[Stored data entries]
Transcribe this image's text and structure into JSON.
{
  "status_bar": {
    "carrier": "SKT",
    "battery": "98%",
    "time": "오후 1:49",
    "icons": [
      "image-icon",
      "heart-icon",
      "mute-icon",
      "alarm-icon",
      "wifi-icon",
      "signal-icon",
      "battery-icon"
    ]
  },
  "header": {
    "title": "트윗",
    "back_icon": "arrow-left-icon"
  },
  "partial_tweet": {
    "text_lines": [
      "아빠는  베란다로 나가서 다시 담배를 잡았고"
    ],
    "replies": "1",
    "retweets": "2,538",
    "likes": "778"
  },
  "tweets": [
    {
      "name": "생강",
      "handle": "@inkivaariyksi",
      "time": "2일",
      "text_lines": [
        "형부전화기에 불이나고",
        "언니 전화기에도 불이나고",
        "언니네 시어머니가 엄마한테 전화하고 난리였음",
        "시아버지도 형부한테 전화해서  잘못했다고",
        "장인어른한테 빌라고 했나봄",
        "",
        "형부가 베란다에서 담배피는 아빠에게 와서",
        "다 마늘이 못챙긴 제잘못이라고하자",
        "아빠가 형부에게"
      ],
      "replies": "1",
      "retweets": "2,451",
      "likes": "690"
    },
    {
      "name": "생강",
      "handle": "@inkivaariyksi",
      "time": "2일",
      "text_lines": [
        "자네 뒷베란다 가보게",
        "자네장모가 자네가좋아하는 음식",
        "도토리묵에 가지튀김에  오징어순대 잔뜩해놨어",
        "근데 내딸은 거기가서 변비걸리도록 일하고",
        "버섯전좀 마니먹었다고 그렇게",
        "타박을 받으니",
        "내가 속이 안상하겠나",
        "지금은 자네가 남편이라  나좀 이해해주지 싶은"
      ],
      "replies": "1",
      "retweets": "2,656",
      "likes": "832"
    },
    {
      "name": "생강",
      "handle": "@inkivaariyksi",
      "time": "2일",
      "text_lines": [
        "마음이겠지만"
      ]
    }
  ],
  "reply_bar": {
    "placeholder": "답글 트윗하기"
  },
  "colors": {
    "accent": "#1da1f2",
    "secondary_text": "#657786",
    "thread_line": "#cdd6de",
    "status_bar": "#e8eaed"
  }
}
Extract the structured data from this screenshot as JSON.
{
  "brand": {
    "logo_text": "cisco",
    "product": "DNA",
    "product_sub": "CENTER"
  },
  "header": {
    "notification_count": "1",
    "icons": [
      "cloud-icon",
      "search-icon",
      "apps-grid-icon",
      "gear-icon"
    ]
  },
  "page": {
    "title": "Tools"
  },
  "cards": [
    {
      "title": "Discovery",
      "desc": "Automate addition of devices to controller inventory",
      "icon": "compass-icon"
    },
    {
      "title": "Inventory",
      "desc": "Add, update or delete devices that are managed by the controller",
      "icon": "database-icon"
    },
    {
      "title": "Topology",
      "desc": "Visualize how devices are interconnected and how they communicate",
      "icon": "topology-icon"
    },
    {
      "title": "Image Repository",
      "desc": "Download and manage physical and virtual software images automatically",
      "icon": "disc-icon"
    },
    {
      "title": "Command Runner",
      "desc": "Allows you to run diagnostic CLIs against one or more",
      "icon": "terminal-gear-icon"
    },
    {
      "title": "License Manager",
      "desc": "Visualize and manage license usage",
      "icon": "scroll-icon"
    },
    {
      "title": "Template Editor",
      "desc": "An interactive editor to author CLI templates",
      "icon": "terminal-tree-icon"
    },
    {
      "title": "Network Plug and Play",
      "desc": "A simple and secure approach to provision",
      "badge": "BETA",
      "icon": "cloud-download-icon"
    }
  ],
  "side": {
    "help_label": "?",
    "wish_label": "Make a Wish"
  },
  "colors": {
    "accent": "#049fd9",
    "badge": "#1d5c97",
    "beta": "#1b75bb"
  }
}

§ **Problem requirements**
Your task is to repeat the data exactly, with nothing left out.

§ **Final answer**
Transcribe this image's text and structure into JSON.
{
  "status_bar": {
    "carrier": "SKT",
    "battery": "98%",
    "time": "오후 1:49",
    "icons": [
      "image-icon",
      "heart-icon",
      "mute-icon",
      "alarm-icon",
      "wifi-icon",
      "signal-icon",
      "battery-icon"
    ]
  },
  "header": {
    "title": "트윗",
    "back_icon": "arrow-left-icon"
  },
  "partial_tweet": {
    "text_lines": [
      "아빠는  베란다로 나가서 다시 담배를 잡았고"
    ],
    "replies": "1",
    "retweets": "2,538",
    "likes": "778"
  },
  "tweets": [
    {
      "name": "생강",
      "handle": "@inkivaariyksi",
      "time": "2일",
      "text_lines": [
        "형부전화기에 불이나고",
        "언니 전화기에도 불이나고",
        "언니네 시어머니가 엄마한테 전화하고 난리였음",
        "시아버지도 형부한테 전화해서  잘못했다고",
        "장인어른한테 빌라고 했나봄",
        "",
        "형부가 베란다에서 담배피는 아빠에게 와서",
        "다 마늘이 못챙긴 제잘못이라고하자",
        "아빠가 형부에게"
      ],
      "replies": "1",
      "retweets": "2,451",
      "likes": "690"
    },
    {
      "name": "생강",
      "handle": "@inkivaariyksi",
      "time": "2일",
      "text_lines": [
        "자네 뒷베란다 가보게",
        "자네장모가 자네가좋아하는 음식",
        "도토리묵에 가지튀김에  오징어순대 잔뜩해놨어",
        "근데 내딸은 거기가서 변비걸리도록 일하고",
        "버섯전좀 마니먹었다고 그렇게",
        "타박을 받으니",
        "내가 속이 안상하겠나",
        "지금은 자네가 남편이라  나좀 이해해주지 싶은"
      ],
      "replies": "1",
      "retweets": "2,656",
      "likes": "832"
    },
    {
      "name": "생강",
      "handle": "@inkivaariyksi",
      "time": "2일",
      "text_lines": [
        "마음이겠지만"
      ]
    }
  ],
  "reply_bar": {
    "placeholder": "답글 트윗하기"
  },
  "colors": {
    "accent": "#1da1f2",
    "secondary_text": "#657786",
    "thread_line": "#cdd6de",
    "status_bar": "#e8eaed"
  }
}
Extract the structured data from this screenshot as JSON.
{
  "brand": {
    "logo_text": "cisco",
    "product": "DNA",
    "product_sub": "CENTER"
  },
  "header": {
    "notification_count": "1",
    "icons": [
      "cloud-icon",
      "search-icon",
      "apps-grid-icon",
      "gear-icon"
    ]
  },
  "page": {
    "title": "Tools"
  },
  "cards": [
    {
      "title": "Discovery",
      "desc": "Automate addition of devices to controller inventory",
      "icon": "compass-icon"
    },
    {
      "title": "Inventory",
      "desc": "Add, update or delete devices that are managed by the controller",
      "icon": "database-icon"
    },
    {
      "title": "Topology",
      "desc": "Visualize how devices are interconnected and how they communicate",
      "icon": "topology-icon"
    },
    {
      "title": "Image Repository",
      "desc": "Download and manage physical and virtual software images automatically",
      "icon": "disc-icon"
    },
    {
      "title": "Command Runner",
      "desc": "Allows you to run diagnostic CLIs against one or more",
      "icon": "terminal-gear-icon"
    },
    {
      "title": "License Manager",
      "desc": "Visualize and manage license usage",
      "icon": "scroll-icon"
    },
    {
      "title": "Template Editor",
      "desc": "An interactive editor to author CLI templates",
      "icon": "terminal-tree-icon"
    },
    {
      "title": "Network Plug and Play",
      "desc": "A simple and secure approach to provision",
      "badge": "BETA",
      "icon": "cloud-download-icon"
    }
  ],
  "side": {
    "help_label": "?",
    "wish_label": "Make a Wish"
  },
  "colors": {
    "accent": "#049fd9",
    "badge": "#1d5c97",
    "beta": "#1b75bb"
  }
}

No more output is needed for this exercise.